▶ STATED GOAL: Extract, from the listing that follows, each line containing the word "triangle".

+ + + + +

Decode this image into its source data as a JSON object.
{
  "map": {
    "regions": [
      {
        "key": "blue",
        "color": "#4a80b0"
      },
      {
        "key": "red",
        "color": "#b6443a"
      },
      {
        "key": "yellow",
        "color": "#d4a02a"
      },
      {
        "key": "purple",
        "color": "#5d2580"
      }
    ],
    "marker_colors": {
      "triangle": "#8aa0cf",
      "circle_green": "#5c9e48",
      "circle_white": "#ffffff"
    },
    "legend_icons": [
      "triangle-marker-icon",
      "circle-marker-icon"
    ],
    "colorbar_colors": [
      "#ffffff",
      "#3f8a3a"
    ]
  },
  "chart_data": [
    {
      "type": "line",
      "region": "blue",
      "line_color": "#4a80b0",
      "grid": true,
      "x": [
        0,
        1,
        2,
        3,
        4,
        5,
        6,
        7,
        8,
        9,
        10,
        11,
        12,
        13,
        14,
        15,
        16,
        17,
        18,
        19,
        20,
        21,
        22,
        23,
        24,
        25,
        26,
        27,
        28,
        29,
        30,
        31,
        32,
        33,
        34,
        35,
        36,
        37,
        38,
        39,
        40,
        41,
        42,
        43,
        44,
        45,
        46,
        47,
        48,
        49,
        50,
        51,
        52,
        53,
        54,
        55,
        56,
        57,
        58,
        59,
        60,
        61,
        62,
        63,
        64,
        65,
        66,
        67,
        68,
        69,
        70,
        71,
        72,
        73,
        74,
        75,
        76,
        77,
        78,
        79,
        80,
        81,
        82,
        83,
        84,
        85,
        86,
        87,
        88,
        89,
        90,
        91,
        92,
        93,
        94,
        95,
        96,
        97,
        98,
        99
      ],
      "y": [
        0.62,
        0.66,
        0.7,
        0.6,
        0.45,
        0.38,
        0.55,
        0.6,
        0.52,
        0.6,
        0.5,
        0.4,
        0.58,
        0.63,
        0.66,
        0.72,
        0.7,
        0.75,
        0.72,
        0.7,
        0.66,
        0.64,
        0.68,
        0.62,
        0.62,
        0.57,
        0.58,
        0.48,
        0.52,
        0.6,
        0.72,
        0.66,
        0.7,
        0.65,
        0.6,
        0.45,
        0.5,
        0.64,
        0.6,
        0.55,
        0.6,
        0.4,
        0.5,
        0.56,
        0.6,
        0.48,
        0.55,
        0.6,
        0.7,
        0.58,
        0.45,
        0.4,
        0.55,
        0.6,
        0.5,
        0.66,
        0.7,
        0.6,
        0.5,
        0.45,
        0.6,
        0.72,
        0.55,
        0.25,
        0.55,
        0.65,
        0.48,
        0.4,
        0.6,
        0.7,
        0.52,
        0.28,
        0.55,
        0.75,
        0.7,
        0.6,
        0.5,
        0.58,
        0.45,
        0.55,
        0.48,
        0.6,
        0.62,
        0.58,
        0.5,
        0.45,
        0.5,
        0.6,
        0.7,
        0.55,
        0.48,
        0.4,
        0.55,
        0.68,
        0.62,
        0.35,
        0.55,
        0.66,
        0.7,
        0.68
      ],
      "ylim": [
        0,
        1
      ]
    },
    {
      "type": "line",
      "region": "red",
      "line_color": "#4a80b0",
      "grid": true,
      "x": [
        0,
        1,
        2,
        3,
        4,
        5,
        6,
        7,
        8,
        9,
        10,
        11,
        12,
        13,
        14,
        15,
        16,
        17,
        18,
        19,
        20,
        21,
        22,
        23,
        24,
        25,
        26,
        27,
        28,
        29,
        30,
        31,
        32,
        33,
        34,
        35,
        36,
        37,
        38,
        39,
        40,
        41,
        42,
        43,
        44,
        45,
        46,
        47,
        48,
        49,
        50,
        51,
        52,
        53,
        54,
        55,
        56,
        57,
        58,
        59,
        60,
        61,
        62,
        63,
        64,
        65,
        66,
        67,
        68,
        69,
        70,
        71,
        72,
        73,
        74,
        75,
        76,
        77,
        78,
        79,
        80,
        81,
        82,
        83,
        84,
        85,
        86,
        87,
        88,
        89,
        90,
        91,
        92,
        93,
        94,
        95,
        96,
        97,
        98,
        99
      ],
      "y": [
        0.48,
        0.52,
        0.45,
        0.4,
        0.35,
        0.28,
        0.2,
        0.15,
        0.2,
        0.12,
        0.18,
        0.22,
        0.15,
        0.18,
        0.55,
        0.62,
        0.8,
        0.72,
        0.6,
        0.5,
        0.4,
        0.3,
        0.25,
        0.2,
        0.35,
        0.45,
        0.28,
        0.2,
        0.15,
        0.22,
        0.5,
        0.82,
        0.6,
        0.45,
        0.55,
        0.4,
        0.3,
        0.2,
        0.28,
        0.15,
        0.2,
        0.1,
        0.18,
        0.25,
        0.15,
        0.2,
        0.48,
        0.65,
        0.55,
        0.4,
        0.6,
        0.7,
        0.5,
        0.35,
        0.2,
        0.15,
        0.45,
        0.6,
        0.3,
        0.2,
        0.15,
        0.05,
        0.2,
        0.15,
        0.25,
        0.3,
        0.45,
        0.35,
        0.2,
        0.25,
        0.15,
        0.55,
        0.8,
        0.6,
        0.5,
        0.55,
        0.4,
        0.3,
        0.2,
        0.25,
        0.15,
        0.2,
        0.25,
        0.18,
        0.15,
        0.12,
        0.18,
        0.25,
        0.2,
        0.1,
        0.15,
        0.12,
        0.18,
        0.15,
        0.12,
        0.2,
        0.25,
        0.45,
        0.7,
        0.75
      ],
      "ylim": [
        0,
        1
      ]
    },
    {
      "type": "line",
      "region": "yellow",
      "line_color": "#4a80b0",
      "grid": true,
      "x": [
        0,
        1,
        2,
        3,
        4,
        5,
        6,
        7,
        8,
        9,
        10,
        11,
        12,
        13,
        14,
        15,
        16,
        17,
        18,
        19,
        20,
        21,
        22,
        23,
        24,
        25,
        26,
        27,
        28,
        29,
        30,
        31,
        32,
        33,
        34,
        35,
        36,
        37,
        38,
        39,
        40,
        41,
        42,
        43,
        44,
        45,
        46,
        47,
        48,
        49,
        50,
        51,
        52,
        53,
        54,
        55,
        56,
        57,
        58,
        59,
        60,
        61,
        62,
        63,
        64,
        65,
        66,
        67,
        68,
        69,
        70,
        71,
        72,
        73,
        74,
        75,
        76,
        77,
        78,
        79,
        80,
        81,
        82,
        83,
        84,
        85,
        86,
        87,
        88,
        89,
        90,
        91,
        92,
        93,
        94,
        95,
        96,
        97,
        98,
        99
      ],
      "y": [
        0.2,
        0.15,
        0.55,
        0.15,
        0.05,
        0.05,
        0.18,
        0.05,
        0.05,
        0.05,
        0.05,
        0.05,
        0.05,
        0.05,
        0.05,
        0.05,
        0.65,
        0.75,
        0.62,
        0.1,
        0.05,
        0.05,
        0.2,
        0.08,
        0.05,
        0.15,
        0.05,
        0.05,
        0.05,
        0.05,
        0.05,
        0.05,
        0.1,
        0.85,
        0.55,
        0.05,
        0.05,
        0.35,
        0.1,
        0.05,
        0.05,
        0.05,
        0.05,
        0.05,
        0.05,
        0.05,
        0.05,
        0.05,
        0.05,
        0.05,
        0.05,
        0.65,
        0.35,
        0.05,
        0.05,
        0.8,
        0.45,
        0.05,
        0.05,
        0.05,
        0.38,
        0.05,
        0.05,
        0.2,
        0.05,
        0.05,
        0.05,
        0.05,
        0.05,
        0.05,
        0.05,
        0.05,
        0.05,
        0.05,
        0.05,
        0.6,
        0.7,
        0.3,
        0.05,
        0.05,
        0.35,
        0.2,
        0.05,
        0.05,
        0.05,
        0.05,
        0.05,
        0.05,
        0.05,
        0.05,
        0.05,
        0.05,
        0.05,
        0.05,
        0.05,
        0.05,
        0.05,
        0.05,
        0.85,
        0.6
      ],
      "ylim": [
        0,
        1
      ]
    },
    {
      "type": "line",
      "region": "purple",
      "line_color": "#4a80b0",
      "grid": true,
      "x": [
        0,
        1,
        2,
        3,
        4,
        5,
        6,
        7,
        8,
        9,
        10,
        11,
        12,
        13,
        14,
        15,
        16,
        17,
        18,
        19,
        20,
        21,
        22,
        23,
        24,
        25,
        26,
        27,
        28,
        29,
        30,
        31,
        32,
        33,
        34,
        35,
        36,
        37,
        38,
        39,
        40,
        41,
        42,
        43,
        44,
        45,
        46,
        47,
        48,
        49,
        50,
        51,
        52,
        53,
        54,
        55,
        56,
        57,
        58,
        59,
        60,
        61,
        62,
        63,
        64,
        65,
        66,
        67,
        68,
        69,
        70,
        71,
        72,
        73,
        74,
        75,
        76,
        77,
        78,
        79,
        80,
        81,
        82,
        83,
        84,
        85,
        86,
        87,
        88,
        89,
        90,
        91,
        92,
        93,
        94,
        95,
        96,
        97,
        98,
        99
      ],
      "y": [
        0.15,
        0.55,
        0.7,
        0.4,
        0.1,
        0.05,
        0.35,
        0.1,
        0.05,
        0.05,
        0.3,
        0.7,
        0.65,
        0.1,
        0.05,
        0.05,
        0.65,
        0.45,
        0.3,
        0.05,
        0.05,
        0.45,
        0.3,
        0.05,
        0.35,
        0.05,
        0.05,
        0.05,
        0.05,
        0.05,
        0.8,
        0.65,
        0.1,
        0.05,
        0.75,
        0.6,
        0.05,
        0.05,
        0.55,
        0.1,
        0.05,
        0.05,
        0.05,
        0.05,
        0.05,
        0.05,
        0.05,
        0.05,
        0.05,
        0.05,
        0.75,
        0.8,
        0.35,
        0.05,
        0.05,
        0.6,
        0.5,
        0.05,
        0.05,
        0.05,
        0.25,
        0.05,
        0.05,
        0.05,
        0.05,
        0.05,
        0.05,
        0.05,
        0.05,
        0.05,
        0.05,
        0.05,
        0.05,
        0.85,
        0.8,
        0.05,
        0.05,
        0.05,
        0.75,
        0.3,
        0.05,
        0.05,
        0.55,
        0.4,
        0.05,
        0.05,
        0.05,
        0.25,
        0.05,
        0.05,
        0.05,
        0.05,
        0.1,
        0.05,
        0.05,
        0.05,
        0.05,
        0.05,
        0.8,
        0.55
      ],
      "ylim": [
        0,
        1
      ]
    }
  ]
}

+ + + + +

▶ EXERCISE OUTPUT:
      "triangle": "#8aa0cf",
      "triangle-marker-icon",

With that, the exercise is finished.